**What is needed**
Look for the string "text" and copy every line that has it.

--- START Extracted entries ---

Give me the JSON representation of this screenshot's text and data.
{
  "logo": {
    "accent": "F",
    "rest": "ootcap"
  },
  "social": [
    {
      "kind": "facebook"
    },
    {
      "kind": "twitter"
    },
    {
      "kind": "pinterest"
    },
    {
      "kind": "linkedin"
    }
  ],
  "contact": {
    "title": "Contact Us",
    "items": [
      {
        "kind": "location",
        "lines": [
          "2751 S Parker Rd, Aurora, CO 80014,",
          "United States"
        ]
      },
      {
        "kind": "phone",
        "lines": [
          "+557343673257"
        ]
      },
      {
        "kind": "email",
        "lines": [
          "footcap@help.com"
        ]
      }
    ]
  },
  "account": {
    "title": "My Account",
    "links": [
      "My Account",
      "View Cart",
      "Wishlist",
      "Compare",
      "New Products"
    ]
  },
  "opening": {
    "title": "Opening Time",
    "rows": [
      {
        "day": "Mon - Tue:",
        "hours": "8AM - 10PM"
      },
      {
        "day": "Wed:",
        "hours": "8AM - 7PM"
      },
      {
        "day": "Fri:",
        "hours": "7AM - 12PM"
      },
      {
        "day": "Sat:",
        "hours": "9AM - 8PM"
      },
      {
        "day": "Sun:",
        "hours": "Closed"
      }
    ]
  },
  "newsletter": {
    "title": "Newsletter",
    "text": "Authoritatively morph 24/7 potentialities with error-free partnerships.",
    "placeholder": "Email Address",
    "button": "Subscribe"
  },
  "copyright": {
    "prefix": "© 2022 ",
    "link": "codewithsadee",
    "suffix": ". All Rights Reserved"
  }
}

--- END Extracted entries ---

**Task result**
Give me the JSON representation of this screenshot's text and data.
    "text": "Authoritatively morph 24/7 potentialities with error-free partnerships.",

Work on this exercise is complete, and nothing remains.